• EXERCISE REQUIREMENTS:
Extract the lines that hold the string "Najwyższy".

• AVAILABLE DATA:
* begin *

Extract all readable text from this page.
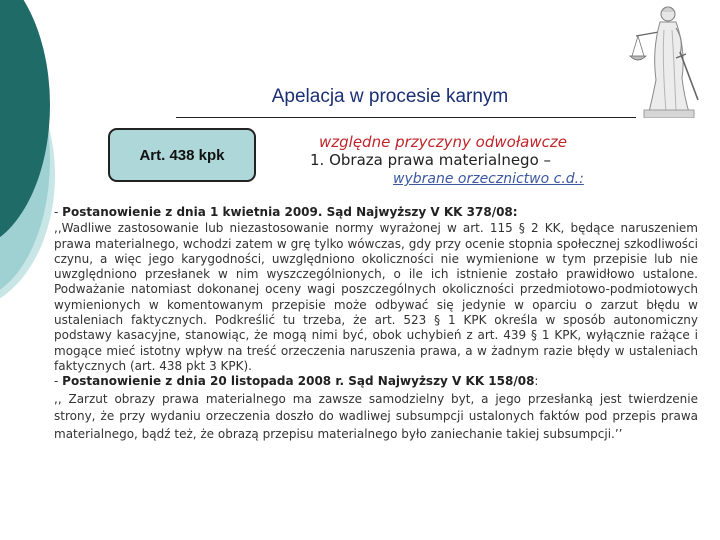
Apelacja w procesie karnym
Art. 438 kpk
względne przyczyny odwoławcze
1. Obraza prawa materialnego –
wybrane orzecznictwo c.d.:

- Postanowienie z dnia 1 kwietnia 2009. Sąd Najwyższy V KK 378/08:

,,Wadliwe zastosowanie lub niezastosowanie normy wyrażonej w art. 115 § 2 KK, będące naruszeniem prawa materialnego, wchodzi zatem w grę tylko wówczas, gdy przy ocenie stopnia społecznej szkodliwości czynu, a więc jego karygodności, uwzględniono okoliczności nie wymienione w tym przepisie lub nie uwzględniono przesłanek w nim wyszczególnionych, o ile ich istnienie zostało prawidłowo ustalone. Podważanie natomiast dokonanej oceny wagi poszczególnych okoliczności przedmiotowo-podmiotowych wymienionych w komentowanym przepisie może odbywać się jedynie w oparciu o zarzut błędu w ustaleniach faktycznych. Podkreślić tu trzeba, że art. 523 § 1 KPK określa w sposób autonomiczny podstawy kasacyjne, stanowiąc, że mogą nimi być, obok uchybień z art. 439 § 1 KPK, wyłącznie rażące i mogące mieć istotny wpływ na treść orzeczenia naruszenia prawa, a w żadnym razie błędy w ustaleniach faktycznych (art. 438 pkt 3 KPK).

- Postanowienie z dnia 20 listopada 2008 r. Sąd Najwyższy V KK 158/08:

,, Zarzut obrazy prawa materialnego ma zawsze samodzielny byt, a jego przesłanką jest twierdzenie strony, że przy wydaniu orzeczenia doszło do wadliwej subsumpcji ustalonych faktów pod przepis prawa materialnego, bądź też, że obrazą przepisu materialnego było zaniechanie takiej subsumpcji.’’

* end *

• REPLY TO THE EXERCISE:
- Postanowienie z dnia 1 kwietnia 2009. Sąd Najwyższy V KK 378/08:
- Postanowienie z dnia 20 listopada 2008 r. Sąd Najwyższy V KK 158/08:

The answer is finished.